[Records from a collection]

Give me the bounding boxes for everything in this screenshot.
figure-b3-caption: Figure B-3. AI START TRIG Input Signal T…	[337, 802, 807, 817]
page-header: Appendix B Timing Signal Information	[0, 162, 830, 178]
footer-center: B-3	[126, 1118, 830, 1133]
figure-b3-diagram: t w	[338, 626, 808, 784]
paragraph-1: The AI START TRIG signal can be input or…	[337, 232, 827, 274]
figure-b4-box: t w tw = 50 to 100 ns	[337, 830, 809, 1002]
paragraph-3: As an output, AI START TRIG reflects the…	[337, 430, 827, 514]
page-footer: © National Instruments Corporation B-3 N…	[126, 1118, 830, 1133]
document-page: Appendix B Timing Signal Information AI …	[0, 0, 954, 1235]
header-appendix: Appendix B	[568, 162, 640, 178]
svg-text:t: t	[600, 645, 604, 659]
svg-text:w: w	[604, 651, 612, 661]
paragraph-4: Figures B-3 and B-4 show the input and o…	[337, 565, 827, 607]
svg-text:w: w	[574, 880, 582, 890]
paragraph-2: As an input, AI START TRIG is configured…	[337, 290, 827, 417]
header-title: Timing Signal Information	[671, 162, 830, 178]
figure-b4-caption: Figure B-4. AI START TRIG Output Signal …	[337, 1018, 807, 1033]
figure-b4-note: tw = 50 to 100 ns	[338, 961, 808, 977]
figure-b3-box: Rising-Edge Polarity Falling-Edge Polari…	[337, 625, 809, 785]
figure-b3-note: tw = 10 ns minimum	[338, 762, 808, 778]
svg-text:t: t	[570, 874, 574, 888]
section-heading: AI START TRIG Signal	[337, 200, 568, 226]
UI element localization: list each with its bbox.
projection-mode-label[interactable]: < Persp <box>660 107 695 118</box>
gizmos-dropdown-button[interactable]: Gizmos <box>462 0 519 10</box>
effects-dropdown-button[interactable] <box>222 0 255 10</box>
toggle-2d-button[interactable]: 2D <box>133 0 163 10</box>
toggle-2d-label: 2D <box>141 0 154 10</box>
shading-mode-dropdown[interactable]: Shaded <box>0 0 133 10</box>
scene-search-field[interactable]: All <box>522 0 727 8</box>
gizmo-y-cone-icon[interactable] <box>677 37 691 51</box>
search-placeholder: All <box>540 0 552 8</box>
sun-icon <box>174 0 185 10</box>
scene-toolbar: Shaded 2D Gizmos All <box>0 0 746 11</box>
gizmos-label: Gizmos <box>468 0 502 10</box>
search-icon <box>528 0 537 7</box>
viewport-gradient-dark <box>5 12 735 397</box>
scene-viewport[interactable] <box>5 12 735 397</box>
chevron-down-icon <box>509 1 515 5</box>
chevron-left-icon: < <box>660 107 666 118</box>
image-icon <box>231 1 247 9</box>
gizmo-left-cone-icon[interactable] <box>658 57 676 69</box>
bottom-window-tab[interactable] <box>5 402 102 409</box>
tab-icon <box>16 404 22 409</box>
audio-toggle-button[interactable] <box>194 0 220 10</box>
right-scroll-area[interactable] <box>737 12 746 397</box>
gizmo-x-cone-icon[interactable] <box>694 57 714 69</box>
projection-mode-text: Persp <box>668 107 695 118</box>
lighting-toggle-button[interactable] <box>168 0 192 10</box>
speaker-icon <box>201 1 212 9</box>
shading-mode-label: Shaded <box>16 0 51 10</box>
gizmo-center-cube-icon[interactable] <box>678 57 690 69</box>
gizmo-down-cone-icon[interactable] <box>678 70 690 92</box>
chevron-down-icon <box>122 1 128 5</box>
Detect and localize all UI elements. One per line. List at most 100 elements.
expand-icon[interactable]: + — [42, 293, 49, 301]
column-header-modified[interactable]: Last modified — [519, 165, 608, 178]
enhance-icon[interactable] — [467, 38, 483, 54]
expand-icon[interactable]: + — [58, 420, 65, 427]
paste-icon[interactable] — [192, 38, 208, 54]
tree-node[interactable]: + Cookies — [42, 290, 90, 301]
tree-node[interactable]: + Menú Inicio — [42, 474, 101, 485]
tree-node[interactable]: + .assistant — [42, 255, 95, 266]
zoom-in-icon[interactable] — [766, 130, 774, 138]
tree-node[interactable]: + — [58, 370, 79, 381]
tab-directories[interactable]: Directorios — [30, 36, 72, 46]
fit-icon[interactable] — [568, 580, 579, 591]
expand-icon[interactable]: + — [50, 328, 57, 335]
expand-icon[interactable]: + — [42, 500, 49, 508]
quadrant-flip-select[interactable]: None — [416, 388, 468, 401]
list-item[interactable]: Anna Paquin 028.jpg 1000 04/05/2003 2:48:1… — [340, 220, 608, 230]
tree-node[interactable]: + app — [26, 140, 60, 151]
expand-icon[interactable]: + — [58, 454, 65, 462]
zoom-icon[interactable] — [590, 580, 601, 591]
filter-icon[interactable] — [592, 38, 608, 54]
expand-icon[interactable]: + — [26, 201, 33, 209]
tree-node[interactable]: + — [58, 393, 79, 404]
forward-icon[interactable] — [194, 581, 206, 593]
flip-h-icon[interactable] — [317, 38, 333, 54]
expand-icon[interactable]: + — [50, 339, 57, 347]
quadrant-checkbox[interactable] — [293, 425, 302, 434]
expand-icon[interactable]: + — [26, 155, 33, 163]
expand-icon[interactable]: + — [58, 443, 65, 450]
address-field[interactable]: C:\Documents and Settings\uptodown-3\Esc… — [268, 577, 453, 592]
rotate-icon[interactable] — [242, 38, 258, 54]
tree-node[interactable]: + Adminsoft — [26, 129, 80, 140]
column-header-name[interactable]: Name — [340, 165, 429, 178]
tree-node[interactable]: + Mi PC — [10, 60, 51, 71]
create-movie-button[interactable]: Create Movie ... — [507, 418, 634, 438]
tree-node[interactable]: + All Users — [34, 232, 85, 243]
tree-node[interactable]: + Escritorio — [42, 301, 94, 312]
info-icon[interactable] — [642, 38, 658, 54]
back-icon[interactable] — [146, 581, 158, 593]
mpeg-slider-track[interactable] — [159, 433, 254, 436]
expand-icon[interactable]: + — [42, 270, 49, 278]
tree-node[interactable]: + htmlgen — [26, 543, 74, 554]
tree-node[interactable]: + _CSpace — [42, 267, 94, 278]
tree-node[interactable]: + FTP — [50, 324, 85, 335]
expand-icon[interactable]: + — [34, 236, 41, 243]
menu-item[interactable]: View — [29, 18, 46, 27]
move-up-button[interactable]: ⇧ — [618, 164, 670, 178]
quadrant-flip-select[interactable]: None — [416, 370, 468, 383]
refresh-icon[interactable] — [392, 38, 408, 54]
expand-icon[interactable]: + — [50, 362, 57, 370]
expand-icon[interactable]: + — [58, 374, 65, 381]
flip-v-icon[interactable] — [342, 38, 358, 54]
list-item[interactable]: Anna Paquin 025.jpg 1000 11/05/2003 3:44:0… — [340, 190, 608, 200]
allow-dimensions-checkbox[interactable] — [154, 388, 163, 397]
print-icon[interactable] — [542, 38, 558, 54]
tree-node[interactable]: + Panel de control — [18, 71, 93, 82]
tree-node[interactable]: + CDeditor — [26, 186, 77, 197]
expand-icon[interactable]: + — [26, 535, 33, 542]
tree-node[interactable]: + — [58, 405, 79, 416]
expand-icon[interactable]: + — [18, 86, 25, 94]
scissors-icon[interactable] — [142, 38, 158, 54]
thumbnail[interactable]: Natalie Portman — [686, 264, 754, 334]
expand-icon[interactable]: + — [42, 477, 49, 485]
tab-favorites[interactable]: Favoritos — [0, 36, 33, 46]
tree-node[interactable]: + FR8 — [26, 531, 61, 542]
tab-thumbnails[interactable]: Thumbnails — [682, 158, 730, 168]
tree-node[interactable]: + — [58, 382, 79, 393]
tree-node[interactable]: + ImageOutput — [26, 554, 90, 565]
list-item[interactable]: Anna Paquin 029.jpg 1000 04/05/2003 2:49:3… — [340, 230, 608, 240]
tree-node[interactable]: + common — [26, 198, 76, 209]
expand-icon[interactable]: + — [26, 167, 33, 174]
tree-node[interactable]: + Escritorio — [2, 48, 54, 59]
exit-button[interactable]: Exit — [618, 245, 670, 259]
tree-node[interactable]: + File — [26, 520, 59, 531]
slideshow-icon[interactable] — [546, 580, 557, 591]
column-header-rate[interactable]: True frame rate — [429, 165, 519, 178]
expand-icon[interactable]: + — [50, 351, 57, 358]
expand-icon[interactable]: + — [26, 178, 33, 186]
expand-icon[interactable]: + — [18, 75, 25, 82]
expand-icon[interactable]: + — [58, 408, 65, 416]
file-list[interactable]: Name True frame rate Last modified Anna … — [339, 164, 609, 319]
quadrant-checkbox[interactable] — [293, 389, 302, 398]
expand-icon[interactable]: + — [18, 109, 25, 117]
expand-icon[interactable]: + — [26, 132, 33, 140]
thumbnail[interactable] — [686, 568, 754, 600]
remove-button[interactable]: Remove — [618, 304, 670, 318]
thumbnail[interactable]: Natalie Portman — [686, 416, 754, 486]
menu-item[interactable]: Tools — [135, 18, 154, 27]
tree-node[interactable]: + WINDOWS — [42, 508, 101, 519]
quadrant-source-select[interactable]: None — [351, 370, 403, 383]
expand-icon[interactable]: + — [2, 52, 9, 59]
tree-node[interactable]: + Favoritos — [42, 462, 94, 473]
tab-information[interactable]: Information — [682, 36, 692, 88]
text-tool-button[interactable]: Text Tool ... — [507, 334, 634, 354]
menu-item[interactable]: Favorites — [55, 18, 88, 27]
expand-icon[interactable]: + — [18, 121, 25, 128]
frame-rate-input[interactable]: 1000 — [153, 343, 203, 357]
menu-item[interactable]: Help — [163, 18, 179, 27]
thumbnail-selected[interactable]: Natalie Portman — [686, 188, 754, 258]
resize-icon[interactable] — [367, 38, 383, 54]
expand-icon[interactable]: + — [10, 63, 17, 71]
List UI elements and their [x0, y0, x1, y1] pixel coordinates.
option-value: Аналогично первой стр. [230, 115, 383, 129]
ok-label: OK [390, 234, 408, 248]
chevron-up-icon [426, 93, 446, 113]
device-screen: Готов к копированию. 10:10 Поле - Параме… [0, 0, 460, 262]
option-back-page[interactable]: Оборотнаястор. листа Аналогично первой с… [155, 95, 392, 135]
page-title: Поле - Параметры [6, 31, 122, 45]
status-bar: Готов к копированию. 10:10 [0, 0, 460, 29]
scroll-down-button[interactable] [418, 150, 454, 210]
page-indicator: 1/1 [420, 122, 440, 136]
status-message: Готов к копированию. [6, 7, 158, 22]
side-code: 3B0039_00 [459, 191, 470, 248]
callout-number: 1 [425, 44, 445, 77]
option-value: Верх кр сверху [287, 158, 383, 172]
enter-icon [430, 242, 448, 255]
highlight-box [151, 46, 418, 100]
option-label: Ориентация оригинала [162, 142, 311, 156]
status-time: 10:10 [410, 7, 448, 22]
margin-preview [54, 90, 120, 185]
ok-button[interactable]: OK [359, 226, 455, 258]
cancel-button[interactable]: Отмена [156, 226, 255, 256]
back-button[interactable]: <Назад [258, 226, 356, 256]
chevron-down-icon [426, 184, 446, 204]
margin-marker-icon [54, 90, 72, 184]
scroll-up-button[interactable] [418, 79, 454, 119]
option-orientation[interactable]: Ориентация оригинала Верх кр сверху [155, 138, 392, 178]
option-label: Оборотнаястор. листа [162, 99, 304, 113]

_CHALLENGE_. Could you set down, unchanged, the lines of the listing that run from its very first line through the line containing "626, 808, 784]", including both of those lines?

_SOLUTION TO THE PROBLEM_.
Give me the bounding boxes for everything in this screenshot.
figure-b3-caption: Figure B-3. AI START TRIG Input Signal T…	[337, 802, 807, 817]
page-header: Appendix B Timing Signal Information	[0, 162, 830, 178]
footer-center: B-3	[126, 1118, 830, 1133]
figure-b3-diagram: t w	[338, 626, 808, 784]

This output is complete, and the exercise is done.